Copy the following records line for line, without any changes.

** Saved entries **
- - -

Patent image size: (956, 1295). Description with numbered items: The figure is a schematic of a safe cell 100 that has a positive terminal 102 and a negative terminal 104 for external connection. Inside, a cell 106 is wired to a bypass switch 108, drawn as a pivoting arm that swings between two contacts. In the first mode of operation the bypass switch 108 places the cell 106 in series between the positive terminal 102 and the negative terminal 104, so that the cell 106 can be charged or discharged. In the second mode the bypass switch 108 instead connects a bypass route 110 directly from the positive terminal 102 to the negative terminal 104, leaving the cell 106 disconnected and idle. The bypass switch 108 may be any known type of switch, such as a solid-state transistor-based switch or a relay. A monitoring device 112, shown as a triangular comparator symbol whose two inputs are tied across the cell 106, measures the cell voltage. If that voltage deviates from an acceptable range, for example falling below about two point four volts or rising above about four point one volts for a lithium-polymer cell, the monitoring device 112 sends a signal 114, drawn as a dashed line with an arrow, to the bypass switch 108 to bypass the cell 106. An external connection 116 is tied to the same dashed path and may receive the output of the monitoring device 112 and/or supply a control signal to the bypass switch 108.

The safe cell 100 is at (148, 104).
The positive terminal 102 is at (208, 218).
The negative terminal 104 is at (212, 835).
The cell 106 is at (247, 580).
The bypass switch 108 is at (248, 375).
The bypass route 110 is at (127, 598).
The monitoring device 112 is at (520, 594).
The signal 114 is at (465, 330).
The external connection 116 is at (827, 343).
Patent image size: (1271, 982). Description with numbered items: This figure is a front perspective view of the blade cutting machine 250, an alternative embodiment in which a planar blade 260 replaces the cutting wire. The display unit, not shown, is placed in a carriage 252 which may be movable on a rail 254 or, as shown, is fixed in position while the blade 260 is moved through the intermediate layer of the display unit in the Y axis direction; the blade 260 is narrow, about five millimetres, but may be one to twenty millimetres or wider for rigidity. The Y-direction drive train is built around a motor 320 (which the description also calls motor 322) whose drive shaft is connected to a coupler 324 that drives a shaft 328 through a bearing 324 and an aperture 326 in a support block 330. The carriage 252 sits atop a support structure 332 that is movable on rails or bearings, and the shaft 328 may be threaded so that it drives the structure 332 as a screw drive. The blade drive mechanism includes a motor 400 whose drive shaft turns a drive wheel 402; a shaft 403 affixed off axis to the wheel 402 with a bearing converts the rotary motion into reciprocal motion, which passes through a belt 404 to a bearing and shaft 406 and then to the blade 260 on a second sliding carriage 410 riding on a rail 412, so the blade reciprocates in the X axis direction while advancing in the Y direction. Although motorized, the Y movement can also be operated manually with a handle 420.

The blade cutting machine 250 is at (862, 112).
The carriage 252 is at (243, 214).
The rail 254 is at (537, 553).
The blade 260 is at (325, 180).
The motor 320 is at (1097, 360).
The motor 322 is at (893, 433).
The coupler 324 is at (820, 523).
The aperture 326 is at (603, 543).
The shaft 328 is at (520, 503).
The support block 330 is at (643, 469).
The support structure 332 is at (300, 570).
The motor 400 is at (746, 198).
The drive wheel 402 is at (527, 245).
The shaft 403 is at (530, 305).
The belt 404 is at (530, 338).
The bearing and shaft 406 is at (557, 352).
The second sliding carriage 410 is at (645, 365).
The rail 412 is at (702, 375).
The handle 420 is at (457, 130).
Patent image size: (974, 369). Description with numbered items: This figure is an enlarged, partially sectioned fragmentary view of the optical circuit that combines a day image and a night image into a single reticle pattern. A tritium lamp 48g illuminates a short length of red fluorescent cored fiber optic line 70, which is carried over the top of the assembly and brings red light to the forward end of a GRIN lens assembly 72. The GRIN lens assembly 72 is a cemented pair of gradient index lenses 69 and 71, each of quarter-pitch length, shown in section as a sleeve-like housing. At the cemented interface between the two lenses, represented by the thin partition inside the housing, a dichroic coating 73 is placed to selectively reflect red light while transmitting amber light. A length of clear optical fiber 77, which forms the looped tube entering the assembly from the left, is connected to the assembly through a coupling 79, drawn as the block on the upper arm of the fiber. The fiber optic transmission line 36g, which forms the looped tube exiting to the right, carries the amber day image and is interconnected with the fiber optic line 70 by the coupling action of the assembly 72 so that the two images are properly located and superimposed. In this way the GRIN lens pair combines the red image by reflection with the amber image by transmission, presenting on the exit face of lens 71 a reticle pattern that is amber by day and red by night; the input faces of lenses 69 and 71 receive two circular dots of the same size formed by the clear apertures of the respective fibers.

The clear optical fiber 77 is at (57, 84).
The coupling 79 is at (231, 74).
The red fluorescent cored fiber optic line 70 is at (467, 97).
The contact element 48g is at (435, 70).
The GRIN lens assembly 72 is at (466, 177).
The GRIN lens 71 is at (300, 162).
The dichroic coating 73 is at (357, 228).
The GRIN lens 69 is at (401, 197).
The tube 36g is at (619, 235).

- - -

** ANSWER FOR THE TASK **
Patent image size: (956, 1295). Description with numbered items: The figure is a schematic of a safe cell 100 that has a positive terminal 102 and a negative terminal 104 for external connection. Inside, a cell 106 is wired to a bypass switch 108, drawn as a pivoting arm that swings between two contacts. In the first mode of operation the bypass switch 108 places the cell 106 in series between the positive terminal 102 and the negative terminal 104, so that the cell 106 can be charged or discharged. In the second mode the bypass switch 108 instead connects a bypass route 110 directly from the positive terminal 102 to the negative terminal 104, leaving the cell 106 disconnected and idle. The bypass switch 108 may be any known type of switch, such as a solid-state transistor-based switch or a relay. A monitoring device 112, shown as a triangular comparator symbol whose two inputs are tied across the cell 106, measures the cell voltage. If that voltage deviates from an acceptable range, for example falling below about two point four volts or rising above about four point one volts for a lithium-polymer cell, the monitoring device 112 sends a signal 114, drawn as a dashed line with an arrow, to the bypass switch 108 to bypass the cell 106. An external connection 116 is tied to the same dashed path and may receive the output of the monitoring device 112 and/or supply a control signal to the bypass switch 108.

The safe cell 100 is at (148, 104).
The positive terminal 102 is at (208, 218).
The negative terminal 104 is at (212, 835).
The cell 106 is at (247, 580).
The bypass switch 108 is at (248, 375).
The bypass route 110 is at (127, 598).
The monitoring device 112 is at (520, 594).
The signal 114 is at (465, 330).
The external connection 116 is at (827, 343).
Patent image size: (1271, 982). Description with numbered items: This figure is a front perspective view of the blade cutting machine 250, an alternative embodiment in which a planar blade 260 replaces the cutting wire. The display unit, not shown, is placed in a carriage 252 which may be movable on a rail 254 or, as shown, is fixed in position while the blade 260 is moved through the intermediate layer of the display unit in the Y axis direction; the blade 260 is narrow, about five millimetres, but may be one to twenty millimetres or wider for rigidity. The Y-direction drive train is built around a motor 320 (which the description also calls motor 322) whose drive shaft is connected to a coupler 324 that drives a shaft 328 through a bearing 324 and an aperture 326 in a support block 330. The carriage 252 sits atop a support structure 332 that is movable on rails or bearings, and the shaft 328 may be threaded so that it drives the structure 332 as a screw drive. The blade drive mechanism includes a motor 400 whose drive shaft turns a drive wheel 402; a shaft 403 affixed off axis to the wheel 402 with a bearing converts the rotary motion into reciprocal motion, which passes through a belt 404 to a bearing and shaft 406 and then to the blade 260 on a second sliding carriage 410 riding on a rail 412, so the blade reciprocates in the X axis direction while advancing in the Y direction. Although motorized, the Y movement can also be operated manually with a handle 420.

The blade cutting machine 250 is at (862, 112).
The carriage 252 is at (243, 214).
The rail 254 is at (537, 553).
The blade 260 is at (325, 180).
The motor 320 is at (1097, 360).
The motor 322 is at (893, 433).
The coupler 324 is at (820, 523).
The aperture 326 is at (603, 543).
The shaft 328 is at (520, 503).
The support block 330 is at (643, 469).
The support structure 332 is at (300, 570).
The motor 400 is at (746, 198).
The drive wheel 402 is at (527, 245).
The shaft 403 is at (530, 305).
The belt 404 is at (530, 338).
The bearing and shaft 406 is at (557, 352).
The second sliding carriage 410 is at (645, 365).
The rail 412 is at (702, 375).
The handle 420 is at (457, 130).
Patent image size: (974, 369). Description with numbered items: This figure is an enlarged, partially sectioned fragmentary view of the optical circuit that combines a day image and a night image into a single reticle pattern. A tritium lamp 48g illuminates a short length of red fluorescent cored fiber optic line 70, which is carried over the top of the assembly and brings red light to the forward end of a GRIN lens assembly 72. The GRIN lens assembly 72 is a cemented pair of gradient index lenses 69 and 71, each of quarter-pitch length, shown in section as a sleeve-like housing. At the cemented interface between the two lenses, represented by the thin partition inside the housing, a dichroic coating 73 is placed to selectively reflect red light while transmitting amber light. A length of clear optical fiber 77, which forms the looped tube entering the assembly from the left, is connected to the assembly through a coupling 79, drawn as the block on the upper arm of the fiber. The fiber optic transmission line 36g, which forms the looped tube exiting to the right, carries the amber day image and is interconnected with the fiber optic line 70 by the coupling action of the assembly 72 so that the two images are properly located and superimposed. In this way the GRIN lens pair combines the red image by reflection with the amber image by transmission, presenting on the exit face of lens 71 a reticle pattern that is amber by day and red by night; the input faces of lenses 69 and 71 receive two circular dots of the same size formed by the clear apertures of the respective fibers.

The clear optical fiber 77 is at (57, 84).
The coupling 79 is at (231, 74).
The red fluorescent cored fiber optic line 70 is at (467, 97).
The contact element 48g is at (435, 70).
The GRIN lens assembly 72 is at (466, 177).
The GRIN lens 71 is at (300, 162).
The dichroic coating 73 is at (357, 228).
The GRIN lens 69 is at (401, 197).
The tube 36g is at (619, 235).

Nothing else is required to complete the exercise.